### Problem statement:
Give the data below again exactly as it stands. Omit the pictures.

___ Entries provided

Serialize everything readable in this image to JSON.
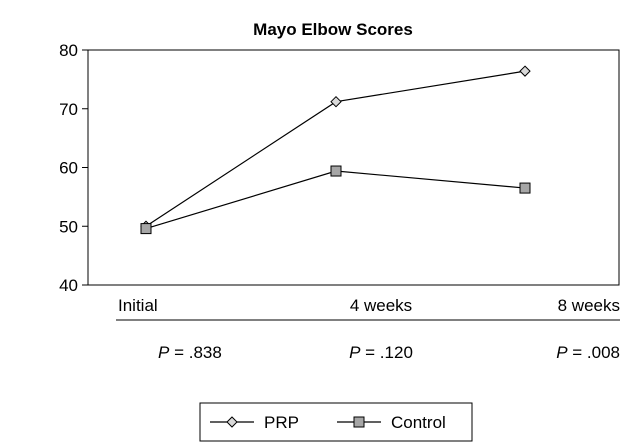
{
  "chart_data": {
    "type": "line",
    "title": "Mayo Elbow Scores",
    "categories": [
      "Initial",
      "4 weeks",
      "8 weeks"
    ],
    "p_values": [
      {
        "italic": "P",
        "rest": " = .838"
      },
      {
        "italic": "P",
        "rest": " = .120"
      },
      {
        "italic": "P",
        "rest": " = .008"
      }
    ],
    "ylim": [
      40,
      80
    ],
    "yticks": [
      40,
      50,
      60,
      70,
      80
    ],
    "grid": false,
    "legend_position": "bottom",
    "series": [
      {
        "name": "PRP",
        "values": [
          50.0,
          71.2,
          76.4
        ],
        "marker": "diamond",
        "color": "#d9d9d9"
      },
      {
        "name": "Control",
        "values": [
          49.6,
          59.4,
          56.5
        ],
        "marker": "square",
        "color": "#a6a6a6"
      }
    ],
    "line_color": "#000000"
  }
}
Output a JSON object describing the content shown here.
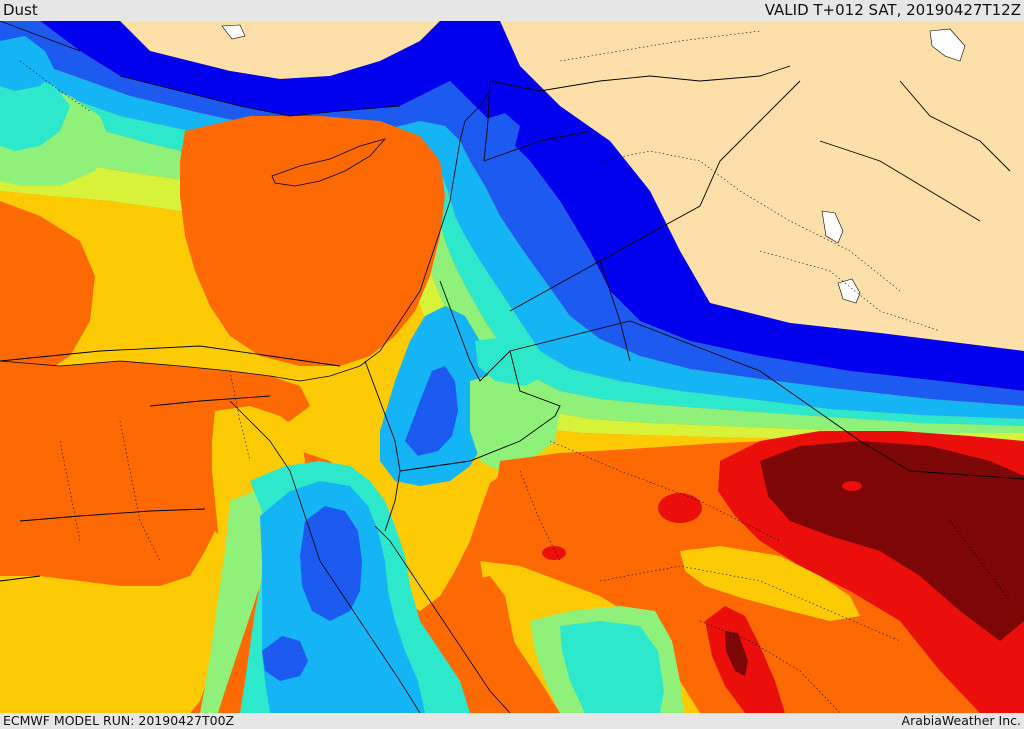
{
  "header": {
    "product": "Dust",
    "valid_time": "VALID T+012 SAT, 20190427T12Z"
  },
  "footer": {
    "model_run": "ECMWF MODEL RUN: 20190427T00Z",
    "credit": "ArabiaWeather Inc."
  },
  "colors": {
    "land_background": "#fde0a9",
    "level_1": "#0000ee",
    "level_2": "#1d5bf0",
    "level_3": "#14b4f5",
    "level_4": "#2ee8cc",
    "level_5": "#8ff07a",
    "level_6": "#d8f23a",
    "level_7": "#fccb05",
    "level_8": "#fd6a03",
    "level_9": "#ea0f0b",
    "level_10": "#7d0606",
    "water_body": "#ffffff"
  }
}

______

### Exercise answer:
Serialize everything readable in this image to JSON.
{
  "chart_data": {
    "type": "line",
    "title": "Mayo Elbow Scores",
    "categories": [
      "Initial",
      "4 weeks",
      "8 weeks"
    ],
    "p_values": [
      {
        "italic": "P",
        "rest": " = .838"
      },
      {
        "italic": "P",
        "rest": " = .120"
      },
      {
        "italic": "P",
        "rest": " = .008"
      }
    ],
    "ylim": [
      40,
      80
    ],
    "yticks": [
      40,
      50,
      60,
      70,
      80
    ],
    "grid": false,
    "legend_position": "bottom",
    "series": [
      {
        "name": "PRP",
        "values": [
          50.0,
          71.2,
          76.4
        ],
        "marker": "diamond",
        "color": "#d9d9d9"
      },
      {
        "name": "Control",
        "values": [
          49.6,
          59.4,
          56.5
        ],
        "marker": "square",
        "color": "#a6a6a6"
      }
    ],
    "line_color": "#000000"
  }
}
Output a JSON object describing the content shown here.
{
  "header": {
    "product": "Dust",
    "valid_time": "VALID T+012 SAT, 20190427T12Z"
  },
  "footer": {
    "model_run": "ECMWF MODEL RUN: 20190427T00Z",
    "credit": "ArabiaWeather Inc."
  },
  "colors": {
    "land_background": "#fde0a9",
    "level_1": "#0000ee",
    "level_2": "#1d5bf0",
    "level_3": "#14b4f5",
    "level_4": "#2ee8cc",
    "level_5": "#8ff07a",
    "level_6": "#d8f23a",
    "level_7": "#fccb05",
    "level_8": "#fd6a03",
    "level_9": "#ea0f0b",
    "level_10": "#7d0606",
    "water_body": "#ffffff"
  }
}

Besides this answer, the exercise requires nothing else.